◆ **SHORT EXERCISE**
Transcribe all of the material below word for word and leave out its pictures.

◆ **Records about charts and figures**
┄┄┄┄┄┄┄┄┄┄

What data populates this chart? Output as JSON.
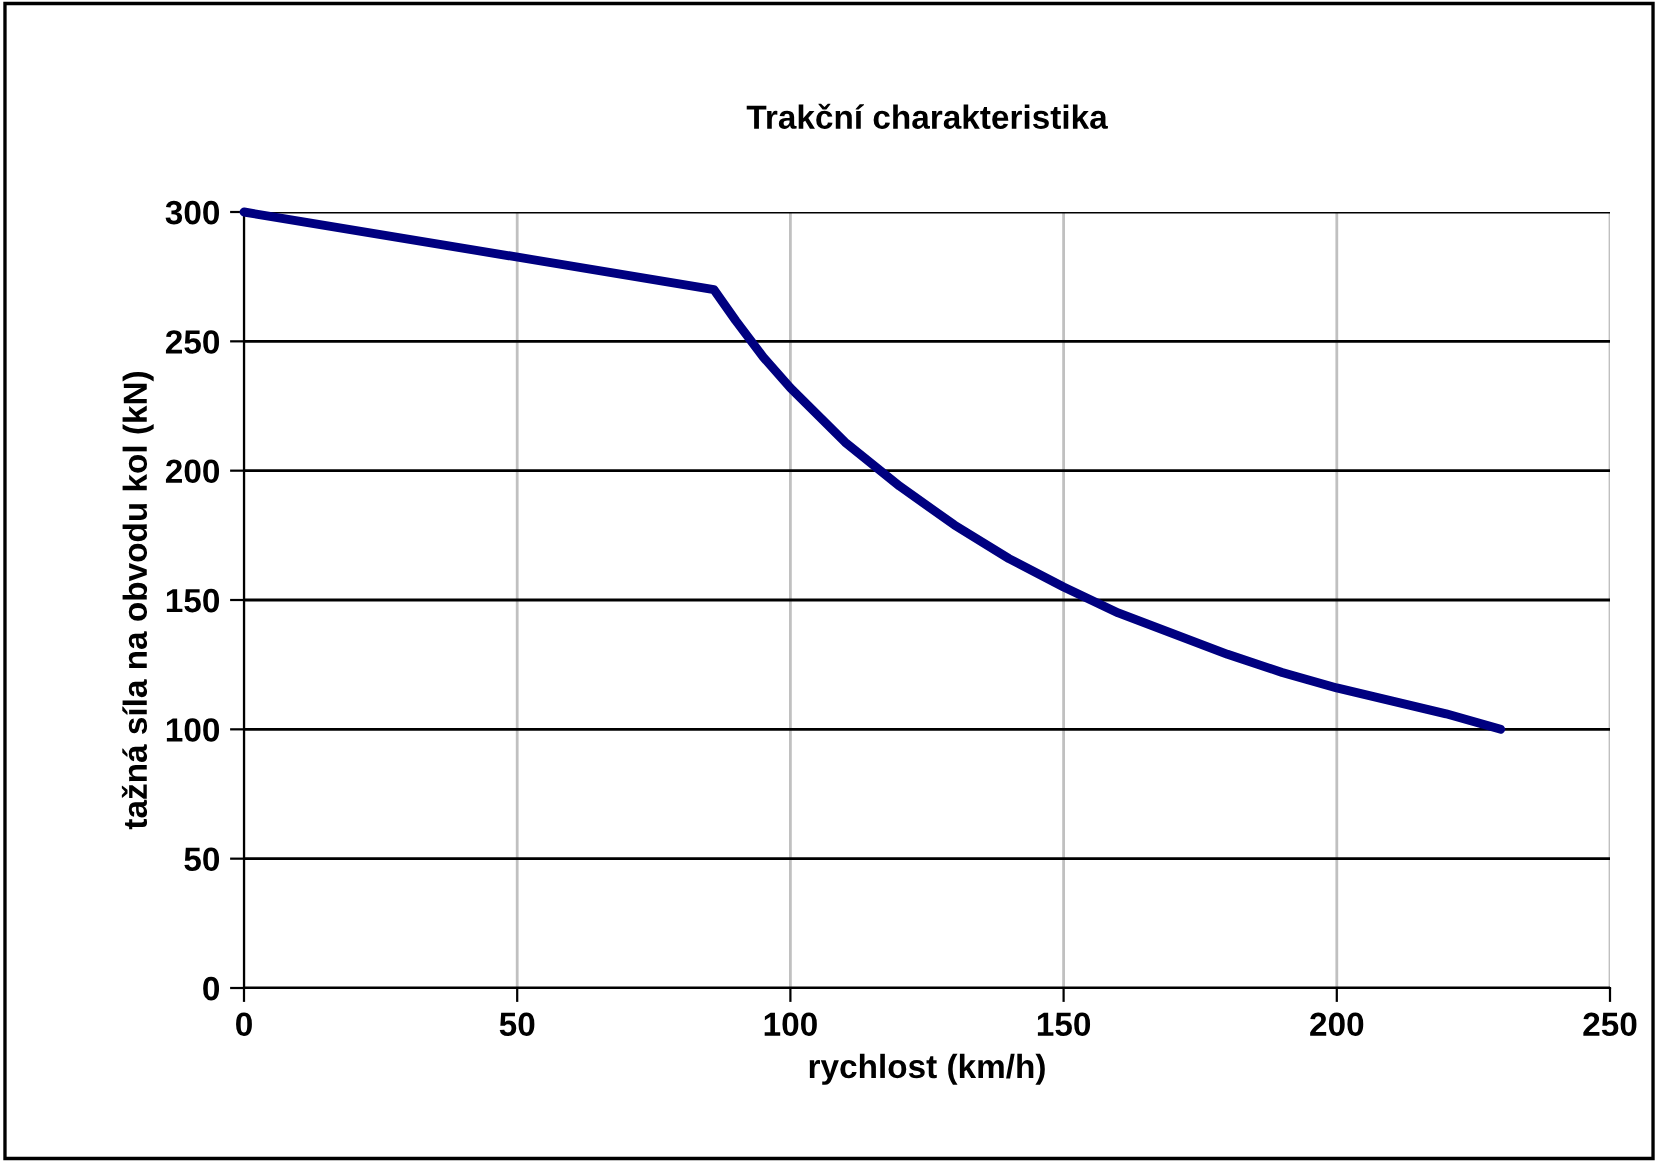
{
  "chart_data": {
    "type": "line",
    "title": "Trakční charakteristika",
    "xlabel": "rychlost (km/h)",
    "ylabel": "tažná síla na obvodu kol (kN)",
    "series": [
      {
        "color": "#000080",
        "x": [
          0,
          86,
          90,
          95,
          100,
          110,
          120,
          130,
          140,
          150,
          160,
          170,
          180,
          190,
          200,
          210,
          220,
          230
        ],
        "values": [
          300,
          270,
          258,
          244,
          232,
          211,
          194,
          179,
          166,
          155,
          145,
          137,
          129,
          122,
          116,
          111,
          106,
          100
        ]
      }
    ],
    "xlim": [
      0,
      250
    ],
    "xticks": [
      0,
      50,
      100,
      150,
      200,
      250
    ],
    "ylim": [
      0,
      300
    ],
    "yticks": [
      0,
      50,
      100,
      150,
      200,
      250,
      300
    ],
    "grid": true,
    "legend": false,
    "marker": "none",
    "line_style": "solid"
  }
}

┄┄┄┄┄┄┄┄┄┄

◆ **EXERCISE RESULT**
What data populates this chart? Output as JSON.
{
  "chart_data": {
    "type": "line",
    "title": "Trakční charakteristika",
    "xlabel": "rychlost (km/h)",
    "ylabel": "tažná síla na obvodu kol (kN)",
    "series": [
      {
        "color": "#000080",
        "x": [
          0,
          86,
          90,
          95,
          100,
          110,
          120,
          130,
          140,
          150,
          160,
          170,
          180,
          190,
          200,
          210,
          220,
          230
        ],
        "values": [
          300,
          270,
          258,
          244,
          232,
          211,
          194,
          179,
          166,
          155,
          145,
          137,
          129,
          122,
          116,
          111,
          106,
          100
        ]
      }
    ],
    "xlim": [
      0,
      250
    ],
    "xticks": [
      0,
      50,
      100,
      150,
      200,
      250
    ],
    "ylim": [
      0,
      300
    ],
    "yticks": [
      0,
      50,
      100,
      150,
      200,
      250,
      300
    ],
    "grid": true,
    "legend": false,
    "marker": "none",
    "line_style": "solid"
  }
}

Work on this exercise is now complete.